▶ **TASK INSTRUCTIONS**
Pick out each line containing the string "Number".

■ ■ ■ ■ ■ ■ ■

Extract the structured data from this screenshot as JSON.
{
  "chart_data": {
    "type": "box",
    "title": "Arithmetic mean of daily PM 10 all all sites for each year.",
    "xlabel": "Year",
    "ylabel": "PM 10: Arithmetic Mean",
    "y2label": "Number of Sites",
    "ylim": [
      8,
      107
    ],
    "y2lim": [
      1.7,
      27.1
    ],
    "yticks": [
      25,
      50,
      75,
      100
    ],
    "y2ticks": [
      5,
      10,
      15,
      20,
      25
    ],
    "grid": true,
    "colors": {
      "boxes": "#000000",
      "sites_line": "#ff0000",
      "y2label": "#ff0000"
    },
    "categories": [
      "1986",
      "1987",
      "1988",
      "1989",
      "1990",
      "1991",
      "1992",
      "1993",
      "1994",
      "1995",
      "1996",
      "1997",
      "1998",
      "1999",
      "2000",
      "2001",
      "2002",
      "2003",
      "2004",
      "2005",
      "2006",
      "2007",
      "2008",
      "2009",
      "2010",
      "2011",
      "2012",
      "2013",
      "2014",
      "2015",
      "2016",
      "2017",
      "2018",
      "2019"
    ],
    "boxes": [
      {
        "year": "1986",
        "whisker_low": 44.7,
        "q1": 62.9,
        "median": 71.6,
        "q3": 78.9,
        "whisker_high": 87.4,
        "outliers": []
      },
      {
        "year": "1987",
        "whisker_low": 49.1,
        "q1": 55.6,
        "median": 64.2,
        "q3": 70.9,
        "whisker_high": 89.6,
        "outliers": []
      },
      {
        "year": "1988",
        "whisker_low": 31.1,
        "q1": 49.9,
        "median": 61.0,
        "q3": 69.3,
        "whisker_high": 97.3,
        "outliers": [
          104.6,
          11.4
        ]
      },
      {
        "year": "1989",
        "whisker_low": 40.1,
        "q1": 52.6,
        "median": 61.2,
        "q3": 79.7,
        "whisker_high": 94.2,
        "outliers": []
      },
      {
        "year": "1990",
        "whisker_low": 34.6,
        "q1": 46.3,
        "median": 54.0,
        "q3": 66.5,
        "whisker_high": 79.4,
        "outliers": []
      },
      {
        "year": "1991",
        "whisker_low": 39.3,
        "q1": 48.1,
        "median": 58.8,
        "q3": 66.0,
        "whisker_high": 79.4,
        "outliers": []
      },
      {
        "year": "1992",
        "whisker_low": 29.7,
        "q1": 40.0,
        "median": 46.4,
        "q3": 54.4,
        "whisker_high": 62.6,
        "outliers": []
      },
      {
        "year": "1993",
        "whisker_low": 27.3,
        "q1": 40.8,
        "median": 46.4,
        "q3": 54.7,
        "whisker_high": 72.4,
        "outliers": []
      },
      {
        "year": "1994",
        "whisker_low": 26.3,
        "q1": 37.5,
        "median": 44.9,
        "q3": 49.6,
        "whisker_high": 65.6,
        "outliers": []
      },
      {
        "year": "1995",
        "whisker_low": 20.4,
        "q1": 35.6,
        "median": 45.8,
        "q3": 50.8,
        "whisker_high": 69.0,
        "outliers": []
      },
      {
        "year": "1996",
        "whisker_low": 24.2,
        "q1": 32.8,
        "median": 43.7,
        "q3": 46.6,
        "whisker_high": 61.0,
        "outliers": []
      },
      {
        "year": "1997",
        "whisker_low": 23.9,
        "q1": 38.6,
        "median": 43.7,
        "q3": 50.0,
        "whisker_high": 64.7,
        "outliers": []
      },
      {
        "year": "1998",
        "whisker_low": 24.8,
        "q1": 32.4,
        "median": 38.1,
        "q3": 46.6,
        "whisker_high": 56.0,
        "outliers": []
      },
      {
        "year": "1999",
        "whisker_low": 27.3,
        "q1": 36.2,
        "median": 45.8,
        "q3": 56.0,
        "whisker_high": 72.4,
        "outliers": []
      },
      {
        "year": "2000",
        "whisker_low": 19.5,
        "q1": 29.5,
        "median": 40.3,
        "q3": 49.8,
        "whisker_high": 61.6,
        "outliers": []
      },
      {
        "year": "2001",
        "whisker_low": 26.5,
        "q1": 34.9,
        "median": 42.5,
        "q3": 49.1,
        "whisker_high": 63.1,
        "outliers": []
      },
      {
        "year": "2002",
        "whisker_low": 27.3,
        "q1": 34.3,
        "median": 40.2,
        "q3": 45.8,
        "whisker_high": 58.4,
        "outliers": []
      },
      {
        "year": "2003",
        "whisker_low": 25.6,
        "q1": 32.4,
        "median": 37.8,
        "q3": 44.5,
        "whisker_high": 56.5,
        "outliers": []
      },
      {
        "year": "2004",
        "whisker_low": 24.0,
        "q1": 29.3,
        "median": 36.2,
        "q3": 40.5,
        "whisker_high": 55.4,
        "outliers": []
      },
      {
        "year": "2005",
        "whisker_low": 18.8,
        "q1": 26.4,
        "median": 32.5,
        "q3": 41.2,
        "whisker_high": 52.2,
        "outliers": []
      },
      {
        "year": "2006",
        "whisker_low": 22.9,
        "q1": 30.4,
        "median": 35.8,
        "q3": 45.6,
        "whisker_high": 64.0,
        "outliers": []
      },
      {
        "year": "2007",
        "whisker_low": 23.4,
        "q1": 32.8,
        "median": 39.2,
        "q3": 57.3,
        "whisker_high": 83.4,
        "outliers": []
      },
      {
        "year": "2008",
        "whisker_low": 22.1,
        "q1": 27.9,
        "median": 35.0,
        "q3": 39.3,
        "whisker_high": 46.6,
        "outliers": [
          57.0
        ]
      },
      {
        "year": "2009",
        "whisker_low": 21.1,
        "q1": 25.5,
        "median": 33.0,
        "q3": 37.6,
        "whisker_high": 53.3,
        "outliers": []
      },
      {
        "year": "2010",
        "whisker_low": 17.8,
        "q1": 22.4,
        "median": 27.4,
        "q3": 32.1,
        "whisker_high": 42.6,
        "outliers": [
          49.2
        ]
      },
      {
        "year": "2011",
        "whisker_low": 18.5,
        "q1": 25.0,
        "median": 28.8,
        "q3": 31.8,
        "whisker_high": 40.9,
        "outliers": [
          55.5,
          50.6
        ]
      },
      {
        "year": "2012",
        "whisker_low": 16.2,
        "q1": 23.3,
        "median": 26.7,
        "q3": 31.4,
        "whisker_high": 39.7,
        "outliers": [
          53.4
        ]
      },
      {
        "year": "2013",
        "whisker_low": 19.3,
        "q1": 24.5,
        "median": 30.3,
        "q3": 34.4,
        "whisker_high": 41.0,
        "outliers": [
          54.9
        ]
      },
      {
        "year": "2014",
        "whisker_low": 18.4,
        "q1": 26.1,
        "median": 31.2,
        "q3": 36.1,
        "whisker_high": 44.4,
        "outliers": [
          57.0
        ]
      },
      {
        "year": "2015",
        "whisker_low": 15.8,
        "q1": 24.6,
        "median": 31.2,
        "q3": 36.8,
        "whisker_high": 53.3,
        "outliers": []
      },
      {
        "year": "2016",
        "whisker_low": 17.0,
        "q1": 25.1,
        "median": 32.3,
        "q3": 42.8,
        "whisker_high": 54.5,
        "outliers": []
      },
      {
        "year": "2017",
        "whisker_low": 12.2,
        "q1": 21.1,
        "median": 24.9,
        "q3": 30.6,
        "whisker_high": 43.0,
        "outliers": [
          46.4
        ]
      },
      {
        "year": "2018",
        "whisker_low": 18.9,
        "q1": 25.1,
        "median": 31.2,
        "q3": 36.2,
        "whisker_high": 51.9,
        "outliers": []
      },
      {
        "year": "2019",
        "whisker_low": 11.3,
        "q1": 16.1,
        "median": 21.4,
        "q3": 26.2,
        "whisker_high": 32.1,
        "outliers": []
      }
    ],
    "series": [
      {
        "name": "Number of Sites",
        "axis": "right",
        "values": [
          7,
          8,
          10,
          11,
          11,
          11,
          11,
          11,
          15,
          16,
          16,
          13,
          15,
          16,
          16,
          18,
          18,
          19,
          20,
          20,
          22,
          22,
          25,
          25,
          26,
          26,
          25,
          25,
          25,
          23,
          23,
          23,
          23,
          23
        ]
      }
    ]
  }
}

■ ■ ■ ■ ■ ■ ■

▶ **COMPLETE OUTPUT**
    "y2label": "Number of Sites",
        "name": "Number of Sites",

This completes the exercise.